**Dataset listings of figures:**
++++
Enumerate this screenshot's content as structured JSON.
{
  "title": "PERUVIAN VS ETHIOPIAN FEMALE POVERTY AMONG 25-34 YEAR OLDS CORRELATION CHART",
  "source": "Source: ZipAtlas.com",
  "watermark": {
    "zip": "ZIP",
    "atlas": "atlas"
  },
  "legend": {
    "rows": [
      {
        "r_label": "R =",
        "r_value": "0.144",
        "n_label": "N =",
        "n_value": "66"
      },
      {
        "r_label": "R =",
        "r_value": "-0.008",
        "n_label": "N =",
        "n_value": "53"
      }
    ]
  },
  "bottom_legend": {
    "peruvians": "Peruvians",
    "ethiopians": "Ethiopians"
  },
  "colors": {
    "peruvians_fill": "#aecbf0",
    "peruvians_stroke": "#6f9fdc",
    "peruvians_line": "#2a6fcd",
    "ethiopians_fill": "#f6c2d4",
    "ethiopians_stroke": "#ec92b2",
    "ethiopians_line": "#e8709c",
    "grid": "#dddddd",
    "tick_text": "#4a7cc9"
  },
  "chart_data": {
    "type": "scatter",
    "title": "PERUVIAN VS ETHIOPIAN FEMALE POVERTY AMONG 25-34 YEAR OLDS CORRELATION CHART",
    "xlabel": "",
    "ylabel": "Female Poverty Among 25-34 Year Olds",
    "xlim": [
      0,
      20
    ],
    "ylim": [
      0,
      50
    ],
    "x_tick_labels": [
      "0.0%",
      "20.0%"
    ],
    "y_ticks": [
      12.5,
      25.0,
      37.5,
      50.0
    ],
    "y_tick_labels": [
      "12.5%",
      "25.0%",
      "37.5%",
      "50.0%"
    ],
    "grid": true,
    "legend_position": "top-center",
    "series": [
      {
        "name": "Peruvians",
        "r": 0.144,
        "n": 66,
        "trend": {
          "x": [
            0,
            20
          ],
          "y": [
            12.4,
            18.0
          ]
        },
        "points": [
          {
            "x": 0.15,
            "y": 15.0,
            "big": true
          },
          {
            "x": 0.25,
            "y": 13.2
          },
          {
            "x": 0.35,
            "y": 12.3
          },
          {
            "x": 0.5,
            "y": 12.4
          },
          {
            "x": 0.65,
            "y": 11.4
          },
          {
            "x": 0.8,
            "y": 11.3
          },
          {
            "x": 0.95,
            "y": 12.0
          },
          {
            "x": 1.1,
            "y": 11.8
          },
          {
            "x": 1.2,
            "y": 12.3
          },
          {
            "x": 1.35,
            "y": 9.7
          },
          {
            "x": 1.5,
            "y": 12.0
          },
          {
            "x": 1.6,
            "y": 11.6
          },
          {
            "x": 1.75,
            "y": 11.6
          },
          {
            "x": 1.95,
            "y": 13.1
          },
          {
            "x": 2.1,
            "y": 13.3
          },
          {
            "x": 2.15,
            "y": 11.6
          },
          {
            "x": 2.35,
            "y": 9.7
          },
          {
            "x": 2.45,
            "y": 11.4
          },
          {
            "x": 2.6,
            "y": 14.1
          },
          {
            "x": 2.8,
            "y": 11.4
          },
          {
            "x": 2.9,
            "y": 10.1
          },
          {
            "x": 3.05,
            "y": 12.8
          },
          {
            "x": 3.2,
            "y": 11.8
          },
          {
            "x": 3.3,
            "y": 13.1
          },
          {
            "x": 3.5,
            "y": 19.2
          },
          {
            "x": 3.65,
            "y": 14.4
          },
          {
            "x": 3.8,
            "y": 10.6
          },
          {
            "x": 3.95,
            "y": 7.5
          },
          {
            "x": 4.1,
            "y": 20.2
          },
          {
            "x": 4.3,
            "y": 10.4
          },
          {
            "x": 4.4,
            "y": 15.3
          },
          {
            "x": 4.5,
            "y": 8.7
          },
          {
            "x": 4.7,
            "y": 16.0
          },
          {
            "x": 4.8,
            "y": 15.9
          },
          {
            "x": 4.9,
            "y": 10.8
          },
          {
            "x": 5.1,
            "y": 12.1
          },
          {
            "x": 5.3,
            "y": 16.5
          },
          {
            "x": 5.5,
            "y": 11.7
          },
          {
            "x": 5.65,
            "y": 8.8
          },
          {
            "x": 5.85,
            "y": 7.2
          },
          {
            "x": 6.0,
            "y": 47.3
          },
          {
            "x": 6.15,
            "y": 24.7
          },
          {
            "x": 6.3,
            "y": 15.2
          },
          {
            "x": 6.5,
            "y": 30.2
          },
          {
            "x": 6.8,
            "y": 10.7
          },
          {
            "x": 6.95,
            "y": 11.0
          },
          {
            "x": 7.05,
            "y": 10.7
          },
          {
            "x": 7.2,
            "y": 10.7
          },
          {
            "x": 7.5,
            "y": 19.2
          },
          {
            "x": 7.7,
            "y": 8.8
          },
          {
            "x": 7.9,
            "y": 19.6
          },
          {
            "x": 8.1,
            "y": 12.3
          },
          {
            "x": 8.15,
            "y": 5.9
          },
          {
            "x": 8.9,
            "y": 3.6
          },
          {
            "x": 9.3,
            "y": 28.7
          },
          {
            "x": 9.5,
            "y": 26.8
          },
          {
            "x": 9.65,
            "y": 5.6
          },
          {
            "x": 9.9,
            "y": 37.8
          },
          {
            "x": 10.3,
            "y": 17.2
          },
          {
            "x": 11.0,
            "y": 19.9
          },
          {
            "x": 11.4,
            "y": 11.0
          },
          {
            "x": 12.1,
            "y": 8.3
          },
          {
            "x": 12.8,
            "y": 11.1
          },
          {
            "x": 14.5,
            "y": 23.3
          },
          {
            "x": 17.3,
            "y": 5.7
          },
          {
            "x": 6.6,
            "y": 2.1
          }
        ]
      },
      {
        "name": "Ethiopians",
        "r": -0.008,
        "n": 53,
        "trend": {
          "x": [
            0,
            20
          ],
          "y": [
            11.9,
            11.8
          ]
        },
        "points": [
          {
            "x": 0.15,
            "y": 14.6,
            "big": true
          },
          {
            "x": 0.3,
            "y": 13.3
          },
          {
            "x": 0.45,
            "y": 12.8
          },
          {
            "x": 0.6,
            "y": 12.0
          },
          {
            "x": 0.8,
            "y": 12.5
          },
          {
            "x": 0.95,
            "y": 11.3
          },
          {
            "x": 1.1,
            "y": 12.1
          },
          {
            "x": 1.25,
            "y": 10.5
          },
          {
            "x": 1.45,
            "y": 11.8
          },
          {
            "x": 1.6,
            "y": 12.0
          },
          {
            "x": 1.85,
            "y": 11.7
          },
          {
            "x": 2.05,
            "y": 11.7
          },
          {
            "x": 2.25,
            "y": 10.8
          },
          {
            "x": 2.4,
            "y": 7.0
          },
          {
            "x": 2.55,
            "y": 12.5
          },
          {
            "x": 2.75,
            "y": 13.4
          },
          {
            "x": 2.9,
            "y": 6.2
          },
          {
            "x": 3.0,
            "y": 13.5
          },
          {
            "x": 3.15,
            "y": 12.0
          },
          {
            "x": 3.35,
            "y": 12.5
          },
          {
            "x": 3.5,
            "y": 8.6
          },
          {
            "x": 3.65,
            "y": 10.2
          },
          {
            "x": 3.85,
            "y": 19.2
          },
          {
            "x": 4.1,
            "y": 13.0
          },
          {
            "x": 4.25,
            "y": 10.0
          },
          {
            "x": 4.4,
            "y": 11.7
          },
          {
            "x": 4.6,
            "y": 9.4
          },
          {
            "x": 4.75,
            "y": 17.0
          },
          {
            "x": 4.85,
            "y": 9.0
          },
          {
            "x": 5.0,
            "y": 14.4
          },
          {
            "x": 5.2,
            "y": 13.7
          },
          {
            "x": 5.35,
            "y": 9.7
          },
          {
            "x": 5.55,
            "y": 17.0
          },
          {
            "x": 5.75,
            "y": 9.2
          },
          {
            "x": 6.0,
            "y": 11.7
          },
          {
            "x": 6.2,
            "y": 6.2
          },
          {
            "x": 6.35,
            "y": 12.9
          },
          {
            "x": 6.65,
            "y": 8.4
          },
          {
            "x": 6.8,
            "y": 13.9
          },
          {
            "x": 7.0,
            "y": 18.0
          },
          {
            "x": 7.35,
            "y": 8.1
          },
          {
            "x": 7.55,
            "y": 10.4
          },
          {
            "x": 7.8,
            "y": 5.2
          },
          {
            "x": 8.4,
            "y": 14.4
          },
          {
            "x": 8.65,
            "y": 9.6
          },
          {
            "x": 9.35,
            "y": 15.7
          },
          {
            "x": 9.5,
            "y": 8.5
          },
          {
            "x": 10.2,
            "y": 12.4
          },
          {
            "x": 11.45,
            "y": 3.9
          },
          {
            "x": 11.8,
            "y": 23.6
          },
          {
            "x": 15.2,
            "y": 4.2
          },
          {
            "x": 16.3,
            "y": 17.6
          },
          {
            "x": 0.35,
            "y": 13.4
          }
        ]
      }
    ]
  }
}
++++
**Exercise instructions:**
Find the lines above that contain the word "title" and collect them.

**Written answer:**
  "title": "PERUVIAN VS ETHIOPIAN FEMALE POVERTY AMONG 25-34 YEAR OLDS CORRELATION CHART",
    "title": "PERUVIAN VS ETHIOPIAN FEMALE POVERTY AMONG 25-34 YEAR OLDS CORRELATION CHART",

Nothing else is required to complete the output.